======== DATA SHOWN ========

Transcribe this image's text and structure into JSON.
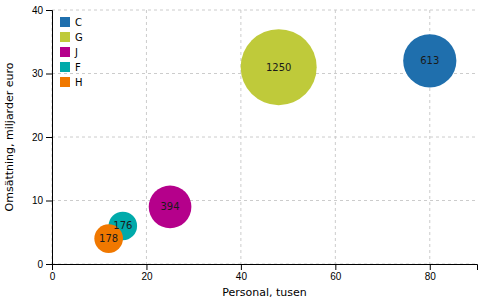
{
  "chart_data": {
    "type": "bubble",
    "series": [
      {
        "name": "C",
        "color": "#1f6fad",
        "x": [
          80
        ],
        "values": [
          32
        ],
        "sizes": [
          613
        ]
      },
      {
        "name": "G",
        "color": "#bfca3a",
        "x": [
          48
        ],
        "values": [
          31
        ],
        "sizes": [
          1250
        ]
      },
      {
        "name": "J",
        "color": "#b5008b",
        "x": [
          25
        ],
        "values": [
          9
        ],
        "sizes": [
          394
        ]
      },
      {
        "name": "F",
        "color": "#00aaaa",
        "x": [
          15
        ],
        "values": [
          6
        ],
        "sizes": [
          176
        ]
      },
      {
        "name": "H",
        "color": "#f07800",
        "x": [
          12
        ],
        "values": [
          4
        ],
        "sizes": [
          178
        ]
      }
    ],
    "xlim": [
      0,
      90
    ],
    "ylim": [
      0,
      40
    ],
    "xticks": [
      0,
      20,
      40,
      60,
      80
    ],
    "yticks": [
      0,
      10,
      20,
      30,
      40
    ],
    "xlabel": "Personal, tusen",
    "ylabel": "Omsättning, miljarder euro",
    "grid": true,
    "legend": "upper left",
    "data_labels": true
  }
}
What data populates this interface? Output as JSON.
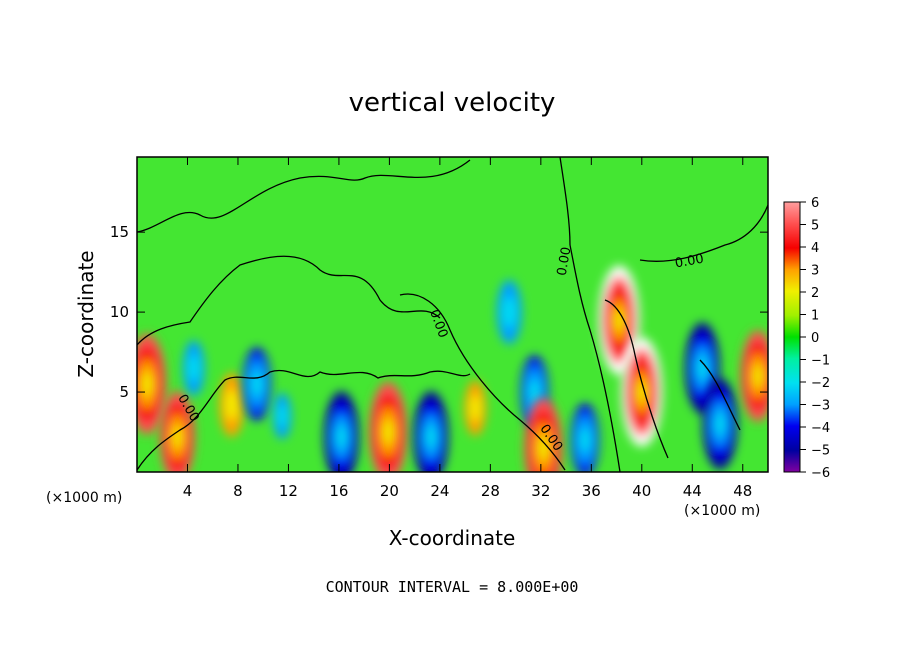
{
  "title": "vertical velocity",
  "footnote": "CONTOUR INTERVAL = 8.000E+00",
  "chart_data": {
    "type": "heatmap",
    "title": "vertical velocity",
    "xlabel": "X-coordinate",
    "ylabel": "Z-coordinate",
    "x_unit_label": "(×1000 m)",
    "xlim": [
      0,
      50
    ],
    "ylim": [
      0,
      19.7
    ],
    "x_ticks": [
      "4",
      "8",
      "12",
      "16",
      "20",
      "24",
      "28",
      "32",
      "36",
      "40",
      "44",
      "48"
    ],
    "y_ticks": [
      "5",
      "10",
      "15"
    ],
    "colorbar": {
      "range": [
        -6,
        6
      ],
      "ticks": [
        "6",
        "5",
        "4",
        "3",
        "2",
        "1",
        "0",
        "−1",
        "−2",
        "−3",
        "−4",
        "−5",
        "−6"
      ]
    },
    "contour_labels": [
      "0.00",
      "0.00",
      "0.00",
      "0.00",
      "0.00"
    ],
    "contour_interval": "8.000E+00",
    "features": [
      {
        "x": 0.8,
        "z": 5.5,
        "w": 8
      },
      {
        "x": 3.2,
        "z": 2.2,
        "w": 7
      },
      {
        "x": 4.5,
        "z": 6.5,
        "w": -3
      },
      {
        "x": 7.5,
        "z": 4.2,
        "w": 4
      },
      {
        "x": 9.5,
        "z": 5.5,
        "w": -5
      },
      {
        "x": 11.5,
        "z": 3.5,
        "w": -2
      },
      {
        "x": 16.2,
        "z": 2.2,
        "w": -7
      },
      {
        "x": 19.9,
        "z": 2.5,
        "w": 8
      },
      {
        "x": 23.3,
        "z": 2.2,
        "w": -7
      },
      {
        "x": 26.8,
        "z": 4.0,
        "w": 3
      },
      {
        "x": 29.5,
        "z": 10.0,
        "w": -4
      },
      {
        "x": 31.5,
        "z": 5.0,
        "w": -5
      },
      {
        "x": 32.2,
        "z": 1.5,
        "w": 8
      },
      {
        "x": 35.5,
        "z": 2.0,
        "w": -5
      },
      {
        "x": 38.2,
        "z": 9.5,
        "w": 9
      },
      {
        "x": 40.0,
        "z": 5.0,
        "w": 9
      },
      {
        "x": 44.8,
        "z": 6.5,
        "w": -7
      },
      {
        "x": 46.2,
        "z": 3.0,
        "w": -7
      },
      {
        "x": 49.2,
        "z": 6.0,
        "w": 7
      }
    ]
  }
}
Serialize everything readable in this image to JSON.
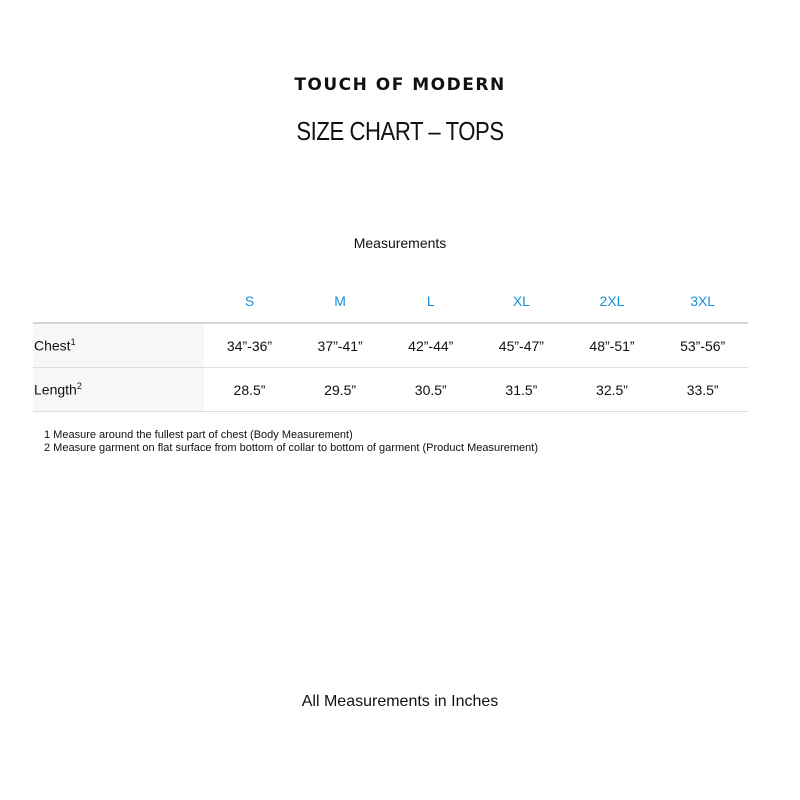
{
  "brand": "TOUCH OF MODERN",
  "title": "SIZE CHART – TOPS",
  "section_label": "Measurements",
  "sizes": [
    "S",
    "M",
    "L",
    "XL",
    "2XL",
    "3XL"
  ],
  "rows": [
    {
      "label": "Chest",
      "footnote": "1",
      "values": [
        "34”-36”",
        "37”-41”",
        "42”-44”",
        "45”-47”",
        "48”-51”",
        "53”-56”"
      ]
    },
    {
      "label": "Length",
      "footnote": "2",
      "values": [
        "28.5”",
        "29.5”",
        "30.5”",
        "31.5”",
        "32.5”",
        "33.5”"
      ]
    }
  ],
  "footnotes": [
    "1 Measure around the fullest part of chest (Body Measurement)",
    "2 Measure garment on flat surface from bottom of collar to bottom of garment (Product Measurement)"
  ],
  "unit_note": "All Measurements in Inches",
  "colors": {
    "size_header": "#1a8fd6",
    "label_bg": "#f7f7f7"
  }
}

========

SET EXERCISE — Transcribe the material exactly, and leave out whatever pictures it holds.

RESPONSE BELOW —
Transcribe this image's text and structure into JSON.
{
  "chart_data": {
    "type": "bubble",
    "series": [
      {
        "name": "C",
        "color": "#1f6fad",
        "x": [
          80
        ],
        "values": [
          32
        ],
        "sizes": [
          613
        ]
      },
      {
        "name": "G",
        "color": "#bfca3a",
        "x": [
          48
        ],
        "values": [
          31
        ],
        "sizes": [
          1250
        ]
      },
      {
        "name": "J",
        "color": "#b5008b",
        "x": [
          25
        ],
        "values": [
          9
        ],
        "sizes": [
          394
        ]
      },
      {
        "name": "F",
        "color": "#00aaaa",
        "x": [
          15
        ],
        "values": [
          6
        ],
        "sizes": [
          176
        ]
      },
      {
        "name": "H",
        "color": "#f07800",
        "x": [
          12
        ],
        "values": [
          4
        ],
        "sizes": [
          178
        ]
      }
    ],
    "xlim": [
      0,
      90
    ],
    "ylim": [
      0,
      40
    ],
    "xticks": [
      0,
      20,
      40,
      60,
      80
    ],
    "yticks": [
      0,
      10,
      20,
      30,
      40
    ],
    "xlabel": "Personal, tusen",
    "ylabel": "Omsättning, miljarder euro",
    "grid": true,
    "legend": "upper left",
    "data_labels": true
  }
}
What data populates this interface? Output as JSON.
{
  "title": "vertical velocity",
  "footnote": "CONTOUR INTERVAL = 8.000E+00",
  "chart_data": {
    "type": "heatmap",
    "title": "vertical velocity",
    "xlabel": "X-coordinate",
    "ylabel": "Z-coordinate",
    "x_unit_label": "(×1000 m)",
    "xlim": [
      0,
      50
    ],
    "ylim": [
      0,
      19.7
    ],
    "x_ticks": [
      "4",
      "8",
      "12",
      "16",
      "20",
      "24",
      "28",
      "32",
      "36",
      "40",
      "44",
      "48"
    ],
    "y_ticks": [
      "5",
      "10",
      "15"
    ],
    "colorbar": {
      "range": [
        -6,
        6
      ],
      "ticks": [
        "6",
        "5",
        "4",
        "3",
        "2",
        "1",
        "0",
        "−1",
        "−2",
        "−3",
        "−4",
        "−5",
        "−6"
      ]
    },
    "contour_labels": [
      "0.00",
      "0.00",
      "0.00",
      "0.00",
      "0.00"
    ],
    "contour_interval": "8.000E+00",
    "features": [
      {
        "x": 0.8,
        "z": 5.5,
        "w": 8
      },
      {
        "x": 3.2,
        "z": 2.2,
        "w": 7
      },
      {
        "x": 4.5,
        "z": 6.5,
        "w": -3
      },
      {
        "x": 7.5,
        "z": 4.2,
        "w": 4
      },
      {
        "x": 9.5,
        "z": 5.5,
        "w": -5
      },
      {
        "x": 11.5,
        "z": 3.5,
        "w": -2
      },
      {
        "x": 16.2,
        "z": 2.2,
        "w": -7
      },
      {
        "x": 19.9,
        "z": 2.5,
        "w": 8
      },
      {
        "x": 23.3,
        "z": 2.2,
        "w": -7
      },
      {
        "x": 26.8,
        "z": 4.0,
        "w": 3
      },
      {
        "x": 29.5,
        "z": 10.0,
        "w": -4
      },
      {
        "x": 31.5,
        "z": 5.0,
        "w": -5
      },
      {
        "x": 32.2,
        "z": 1.5,
        "w": 8
      },
      {
        "x": 35.5,
        "z": 2.0,
        "w": -5
      },
      {
        "x": 38.2,
        "z": 9.5,
        "w": 9
      },
      {
        "x": 40.0,
        "z": 5.0,
        "w": 9
      },
      {
        "x": 44.8,
        "z": 6.5,
        "w": -7
      },
      {
        "x": 46.2,
        "z": 3.0,
        "w": -7
      },
      {
        "x": 49.2,
        "z": 6.0,
        "w": 7
      }
    ]
  }
}
Serialize everything readable in this image to JSON.
{
  "brand": "TOUCH OF MODERN",
  "title": "SIZE CHART – TOPS",
  "section_label": "Measurements",
  "sizes": [
    "S",
    "M",
    "L",
    "XL",
    "2XL",
    "3XL"
  ],
  "rows": [
    {
      "label": "Chest",
      "footnote": "1",
      "values": [
        "34”-36”",
        "37”-41”",
        "42”-44”",
        "45”-47”",
        "48”-51”",
        "53”-56”"
      ]
    },
    {
      "label": "Length",
      "footnote": "2",
      "values": [
        "28.5”",
        "29.5”",
        "30.5”",
        "31.5”",
        "32.5”",
        "33.5”"
      ]
    }
  ],
  "footnotes": [
    "1 Measure around the fullest part of chest (Body Measurement)",
    "2 Measure garment on flat surface from bottom of collar to bottom of garment (Product Measurement)"
  ],
  "unit_note": "All Measurements in Inches",
  "colors": {
    "size_header": "#1a8fd6",
    "label_bg": "#f7f7f7"
  }
}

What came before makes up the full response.